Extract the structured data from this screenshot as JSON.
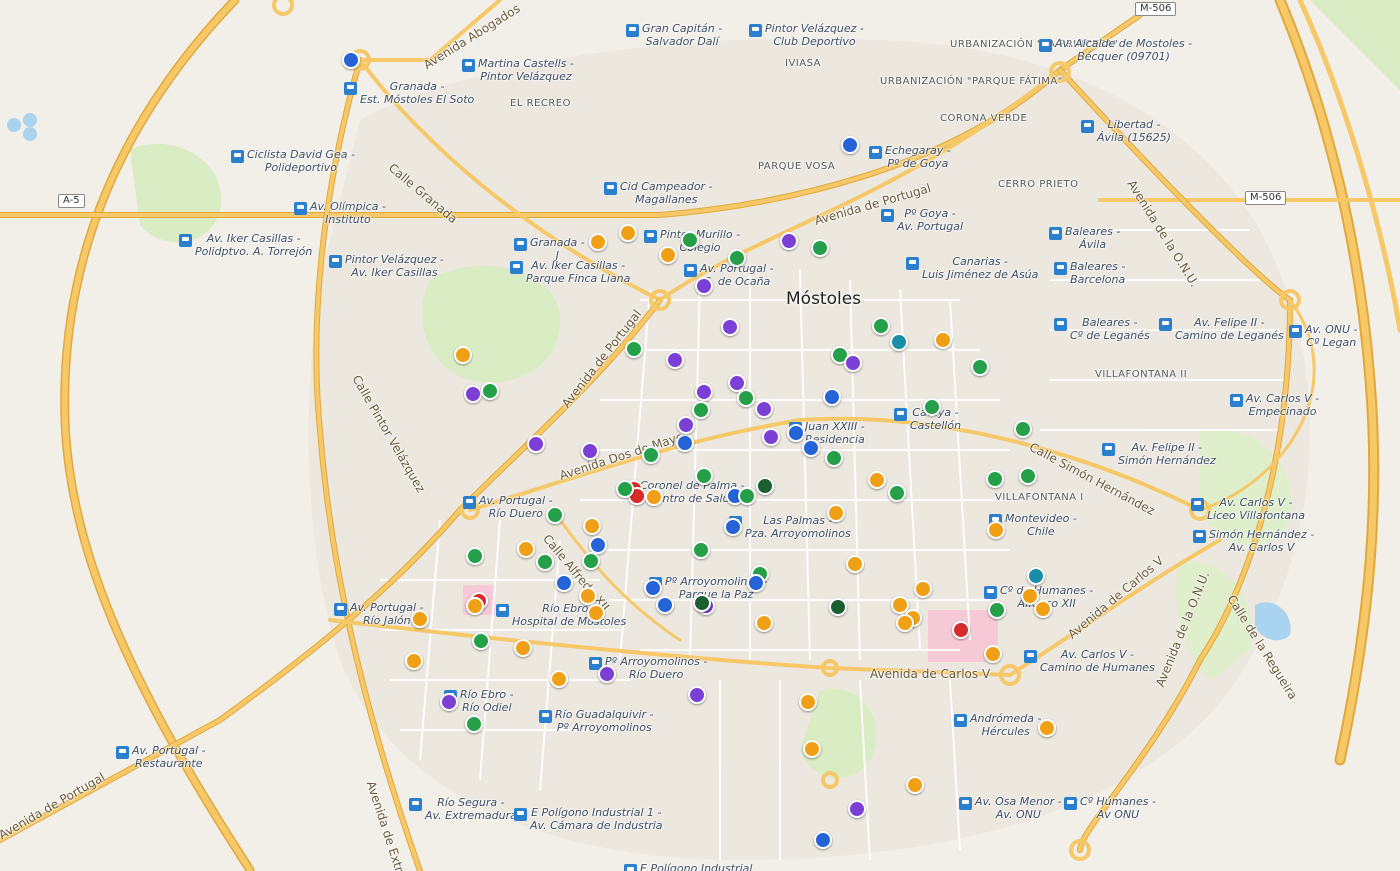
{
  "map": {
    "city_label": "Móstoles",
    "colors": {
      "orange": "#f0a016",
      "green": "#25a049",
      "purple": "#7b3fd6",
      "blue": "#2563d6",
      "red": "#d92b2b",
      "darkgreen": "#1b5e31",
      "teal": "#1a8ea8",
      "road": "#f6c867",
      "road_border": "#e0a93c",
      "park": "#d9ecc4",
      "water": "#a9d3ee"
    },
    "road_labels": [
      "Avenida Abogados",
      "Calle Granada",
      "Avenida de Portugal",
      "Avenida de Portugal",
      "Avenida Dos de Mayo",
      "Calle Pintor Velázquez",
      "Calle Alfredo XII",
      "Avenida de Carlos V",
      "Avenida de Carlos V",
      "Calle Simón Hernández",
      "Avenida de la O.N.U.",
      "Avenida de la O.N.U.",
      "Calle de la Regueira",
      "Avenida de Portugal",
      "Avenida de Extrem"
    ],
    "shields": [
      "A-5",
      "M-506",
      "M-506"
    ],
    "districts": [
      "URBANIZACIÓN \"LA PRINCESA\"",
      "URBANIZACIÓN \"PARQUE FÁTIMA\"",
      "CORONA VERDE",
      "PARQUE VOSA",
      "CERRO PRIETO",
      "IVIASA",
      "EL RECREO",
      "VILLAFONTANA II",
      "VILLAFONTANA I"
    ],
    "stops": [
      "Gran Capitán - Salvador Dalí",
      "Pintor Velázquez - Club Deportivo",
      "Av. Alcalde de Mostoles - Bécquer (09701)",
      "Martina Castells - Pintor Velázquez",
      "Granada - Est. Móstoles El Soto",
      "Ciclista David Gea - Polideportivo",
      "Av. Olímpica - Instituto",
      "Av. Iker Casillas - Polidptvo. A. Torrejón",
      "Pintor Velázquez - Av. Iker Casillas",
      "Granada - J",
      "Av. Iker Casillas - Parque Finca Liana",
      "Cid Campeador - Magallanes",
      "Pintor Murillo - Colegio",
      "Av. Portugal - C. de Ocaña",
      "Echegaray - Pº de Goya",
      "Libertad - Ávila (15625)",
      "Pº Goya - Av. Portugal",
      "Baleares - Ávila",
      "Canarias - Luis Jiménez de Asúa",
      "Baleares - Barcelona",
      "Baleares - Cº de Leganés",
      "Av. Felipe II - Camino de Leganés",
      "Av. ONU - Cº Legan",
      "Av. Carlos V - Empecinado",
      "Cataya - Castellón",
      "Juan XXIII - Residencia",
      "Av. Felipe II - Simón Hernández",
      "Coronel de Palma - Centro de Salud",
      "Av. Portugal - Río Duero",
      "Las Palmas - Pza. Arroyomolinos",
      "Montevideo - Chile",
      "Av. Carlos V - Liceo Villafontana",
      "Simón Hernández - Av. Carlos V",
      "Pº Arroyomolinos - Parque la Paz",
      "Cº de Humanes - Alfonso XII",
      "Av. Portugal - Río Jalón",
      "Río Ebro - Hospital de Móstoles",
      "Pº Arroyomolinos - Río Duero",
      "Av. Carlos V - Camino de Humanes",
      "Río Ebro - Río Odiel",
      "Río Guadalquivir - Pº Arroyomolinos",
      "Andrómeda - Hércules",
      "Av. Portugal - Restaurante",
      "Río Segura - Av. Extremadura",
      "E Polígono Industrial 1 - Av. Cámara de Industria",
      "Av. Osa Menor - Av. ONU",
      "Cº Húmanes - Av ONU",
      "E Polígono Industrial"
    ]
  }
}
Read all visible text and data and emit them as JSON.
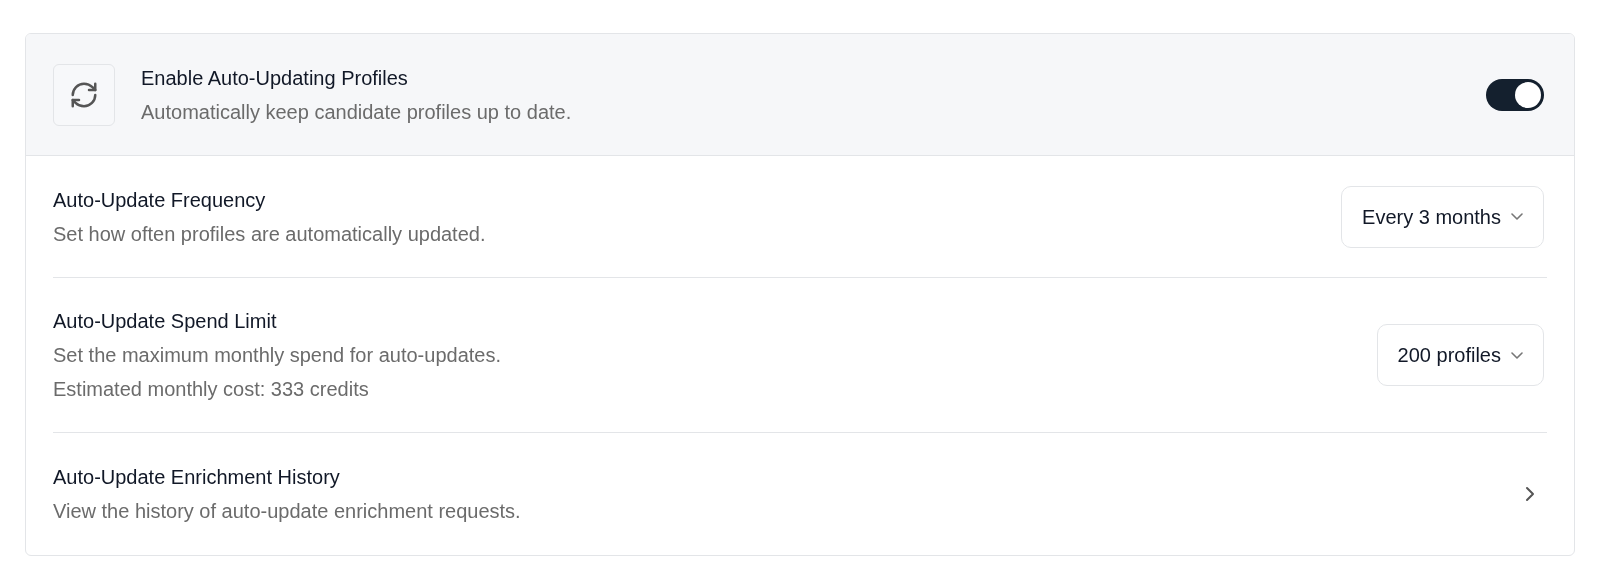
{
  "header": {
    "title": "Enable Auto-Updating Profiles",
    "description": "Automatically keep candidate profiles up to date.",
    "on": true
  },
  "settings": [
    {
      "kind": "select",
      "title": "Auto-Update Frequency",
      "lines": [
        "Set how often profiles are automatically updated."
      ],
      "value": "Every 3 months"
    },
    {
      "kind": "select",
      "title": "Auto-Update Spend Limit",
      "lines": [
        "Set the maximum monthly spend for auto-updates.",
        "Estimated monthly cost: 333 credits"
      ],
      "value": "200 profiles"
    },
    {
      "kind": "link",
      "title": "Auto-Update Enrichment History",
      "lines": [
        "View the history of auto-update enrichment requests."
      ]
    }
  ]
}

** Problem requirements **
Each record above should come back exactly the same, only without its pictures.

** Response to the task **
Extract the structured data from this screenshot as JSON.
{
  "map": {
    "city_label": "Móstoles",
    "colors": {
      "orange": "#f0a016",
      "green": "#25a049",
      "purple": "#7b3fd6",
      "blue": "#2563d6",
      "red": "#d92b2b",
      "darkgreen": "#1b5e31",
      "teal": "#1a8ea8",
      "road": "#f6c867",
      "road_border": "#e0a93c",
      "park": "#d9ecc4",
      "water": "#a9d3ee"
    },
    "road_labels": [
      "Avenida Abogados",
      "Calle Granada",
      "Avenida de Portugal",
      "Avenida de Portugal",
      "Avenida Dos de Mayo",
      "Calle Pintor Velázquez",
      "Calle Alfredo XII",
      "Avenida de Carlos V",
      "Avenida de Carlos V",
      "Calle Simón Hernández",
      "Avenida de la O.N.U.",
      "Avenida de la O.N.U.",
      "Calle de la Regueira",
      "Avenida de Portugal",
      "Avenida de Extrem"
    ],
    "shields": [
      "A-5",
      "M-506",
      "M-506"
    ],
    "districts": [
      "URBANIZACIÓN \"LA PRINCESA\"",
      "URBANIZACIÓN \"PARQUE FÁTIMA\"",
      "CORONA VERDE",
      "PARQUE VOSA",
      "CERRO PRIETO",
      "IVIASA",
      "EL RECREO",
      "VILLAFONTANA II",
      "VILLAFONTANA I"
    ],
    "stops": [
      "Gran Capitán - Salvador Dalí",
      "Pintor Velázquez - Club Deportivo",
      "Av. Alcalde de Mostoles - Bécquer (09701)",
      "Martina Castells - Pintor Velázquez",
      "Granada - Est. Móstoles El Soto",
      "Ciclista David Gea - Polideportivo",
      "Av. Olímpica - Instituto",
      "Av. Iker Casillas - Polidptvo. A. Torrejón",
      "Pintor Velázquez - Av. Iker Casillas",
      "Granada - J",
      "Av. Iker Casillas - Parque Finca Liana",
      "Cid Campeador - Magallanes",
      "Pintor Murillo - Colegio",
      "Av. Portugal - C. de Ocaña",
      "Echegaray - Pº de Goya",
      "Libertad - Ávila (15625)",
      "Pº Goya - Av. Portugal",
      "Baleares - Ávila",
      "Canarias - Luis Jiménez de Asúa",
      "Baleares - Barcelona",
      "Baleares - Cº de Leganés",
      "Av. Felipe II - Camino de Leganés",
      "Av. ONU - Cº Legan",
      "Av. Carlos V - Empecinado",
      "Cataya - Castellón",
      "Juan XXIII - Residencia",
      "Av. Felipe II - Simón Hernández",
      "Coronel de Palma - Centro de Salud",
      "Av. Portugal - Río Duero",
      "Las Palmas - Pza. Arroyomolinos",
      "Montevideo - Chile",
      "Av. Carlos V - Liceo Villafontana",
      "Simón Hernández - Av. Carlos V",
      "Pº Arroyomolinos - Parque la Paz",
      "Cº de Humanes - Alfonso XII",
      "Av. Portugal - Río Jalón",
      "Río Ebro - Hospital de Móstoles",
      "Pº Arroyomolinos - Río Duero",
      "Av. Carlos V - Camino de Humanes",
      "Río Ebro - Río Odiel",
      "Río Guadalquivir - Pº Arroyomolinos",
      "Andrómeda - Hércules",
      "Av. Portugal - Restaurante",
      "Río Segura - Av. Extremadura",
      "E Polígono Industrial 1 - Av. Cámara de Industria",
      "Av. Osa Menor - Av. ONU",
      "Cº Húmanes - Av ONU",
      "E Polígono Industrial"
    ]
  }
}
Read all visible text and data and emit them as JSON.
{
  "header": {
    "title": "Enable Auto-Updating Profiles",
    "description": "Automatically keep candidate profiles up to date.",
    "on": true
  },
  "settings": [
    {
      "kind": "select",
      "title": "Auto-Update Frequency",
      "lines": [
        "Set how often profiles are automatically updated."
      ],
      "value": "Every 3 months"
    },
    {
      "kind": "select",
      "title": "Auto-Update Spend Limit",
      "lines": [
        "Set the maximum monthly spend for auto-updates.",
        "Estimated monthly cost: 333 credits"
      ],
      "value": "200 profiles"
    },
    {
      "kind": "link",
      "title": "Auto-Update Enrichment History",
      "lines": [
        "View the history of auto-update enrichment requests."
      ]
    }
  ]
}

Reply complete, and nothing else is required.